**Dataset excerpts**
——

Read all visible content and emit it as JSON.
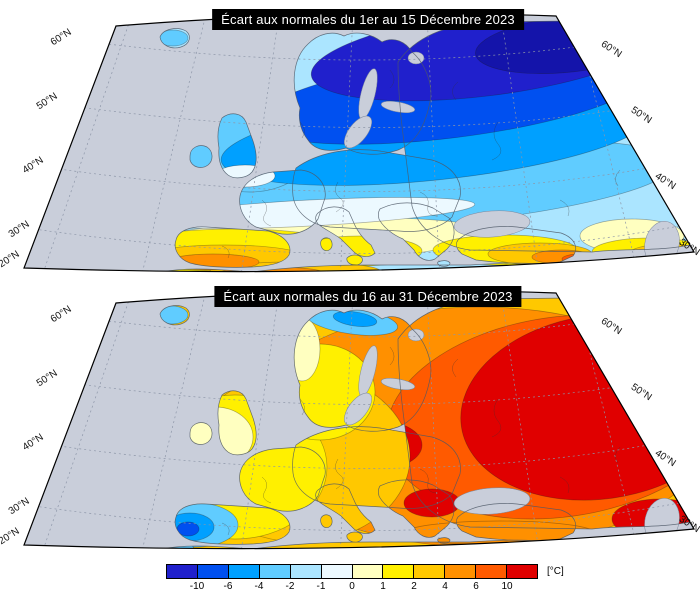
{
  "figure": {
    "type": "temperature-anomaly-maps",
    "region": "Europe"
  },
  "maps": [
    {
      "title": "Écart aux normales du 1er au 15 Décembre 2023",
      "lat_labels_left": [
        "60°N",
        "50°N",
        "40°N",
        "30°N",
        "20°N"
      ],
      "lat_labels_right": [
        "60°N",
        "50°N",
        "40°N",
        "30°N"
      ]
    },
    {
      "title": "Écart aux normales du 16 au 31 Décembre 2023",
      "lat_labels_left": [
        "60°N",
        "50°N",
        "40°N",
        "30°N",
        "20°N"
      ],
      "lat_labels_right": [
        "60°N",
        "50°N",
        "40°N",
        "30°N"
      ]
    }
  ],
  "colorbar": {
    "unit_label": "[°C]",
    "tick_labels": [
      "-10",
      "-6",
      "-4",
      "-2",
      "-1",
      "0",
      "1",
      "2",
      "4",
      "6",
      "10"
    ],
    "segment_colors": [
      "#2020CC",
      "#0050F0",
      "#00A0FF",
      "#60CCFF",
      "#ABE5FF",
      "#ECF9FF",
      "#FFFFC0",
      "#FFF000",
      "#FFC800",
      "#FF9000",
      "#FF5A00",
      "#E00000"
    ]
  },
  "palette": {
    "sea": "#C9CEDA",
    "frame": "#000000",
    "grid": "#8D96A8",
    "title_bg": "#000000",
    "title_fg": "#FFFFFF"
  },
  "chart_data": {
    "type": "heatmap",
    "unit": "°C",
    "scale_ticks": [
      -10,
      -6,
      -4,
      -2,
      -1,
      0,
      1,
      2,
      4,
      6,
      10
    ],
    "panels": [
      {
        "title": "Écart aux normales du 1er au 15 Décembre 2023",
        "summary": "Anomalies froides de -2 à -10 °C sur la Scandinavie, la Baltique et le nord-ouest de la Russie ; anomalies douces de +1 à +6 °C sur la péninsule Ibérique, l'Afrique du Nord, la Turquie et le Proche-Orient."
      },
      {
        "title": "Écart aux normales du 16 au 31 Décembre 2023",
        "summary": "Anomalies chaudes de +2 à +10 °C sur la majeure partie de l'Europe, maximales sur l'Europe de l'Est et la Russie ; anomalies légèrement froides de -1 à -4 °C sur l'ouest de la péninsule Ibérique, l'Islande et le nord de la Scandinavie."
      }
    ]
  }
}
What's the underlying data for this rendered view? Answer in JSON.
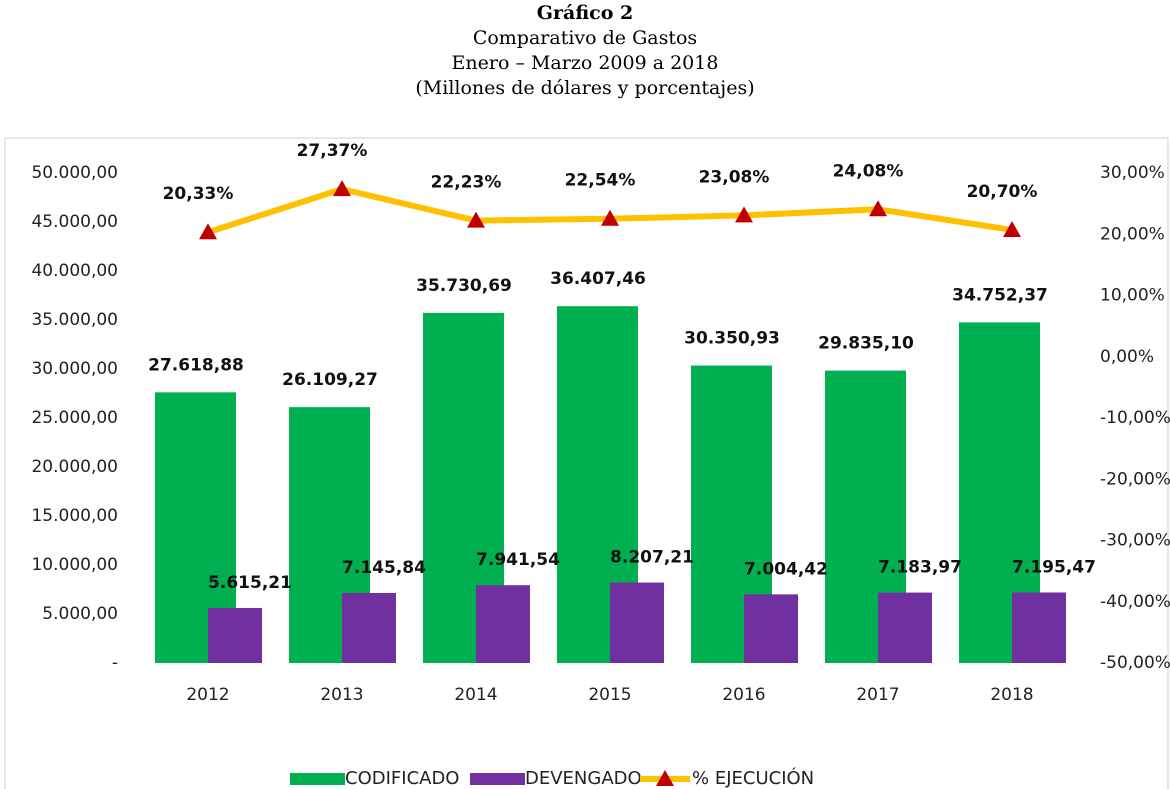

——

Print each line of the material above exactly, with the pictures removed from your copy.

Read all visible content and emit it as JSON.
{
  "figure": {
    "type": "temperature-anomaly-maps",
    "region": "Europe"
  },
  "maps": [
    {
      "title": "Écart aux normales du 1er au 15 Décembre 2023",
      "lat_labels_left": [
        "60°N",
        "50°N",
        "40°N",
        "30°N",
        "20°N"
      ],
      "lat_labels_right": [
        "60°N",
        "50°N",
        "40°N",
        "30°N"
      ]
    },
    {
      "title": "Écart aux normales du 16 au 31 Décembre 2023",
      "lat_labels_left": [
        "60°N",
        "50°N",
        "40°N",
        "30°N",
        "20°N"
      ],
      "lat_labels_right": [
        "60°N",
        "50°N",
        "40°N",
        "30°N"
      ]
    }
  ],
  "colorbar": {
    "unit_label": "[°C]",
    "tick_labels": [
      "-10",
      "-6",
      "-4",
      "-2",
      "-1",
      "0",
      "1",
      "2",
      "4",
      "6",
      "10"
    ],
    "segment_colors": [
      "#2020CC",
      "#0050F0",
      "#00A0FF",
      "#60CCFF",
      "#ABE5FF",
      "#ECF9FF",
      "#FFFFC0",
      "#FFF000",
      "#FFC800",
      "#FF9000",
      "#FF5A00",
      "#E00000"
    ]
  },
  "palette": {
    "sea": "#C9CEDA",
    "frame": "#000000",
    "grid": "#8D96A8",
    "title_bg": "#000000",
    "title_fg": "#FFFFFF"
  },
  "chart_data": {
    "type": "heatmap",
    "unit": "°C",
    "scale_ticks": [
      -10,
      -6,
      -4,
      -2,
      -1,
      0,
      1,
      2,
      4,
      6,
      10
    ],
    "panels": [
      {
        "title": "Écart aux normales du 1er au 15 Décembre 2023",
        "summary": "Anomalies froides de -2 à -10 °C sur la Scandinavie, la Baltique et le nord-ouest de la Russie ; anomalies douces de +1 à +6 °C sur la péninsule Ibérique, l'Afrique du Nord, la Turquie et le Proche-Orient."
      },
      {
        "title": "Écart aux normales du 16 au 31 Décembre 2023",
        "summary": "Anomalies chaudes de +2 à +10 °C sur la majeure partie de l'Europe, maximales sur l'Europe de l'Est et la Russie ; anomalies légèrement froides de -1 à -4 °C sur l'ouest de la péninsule Ibérique, l'Islande et le nord de la Scandinavie."
      }
    ]
  }
}
What's the underlying data for this rendered view? Answer in JSON.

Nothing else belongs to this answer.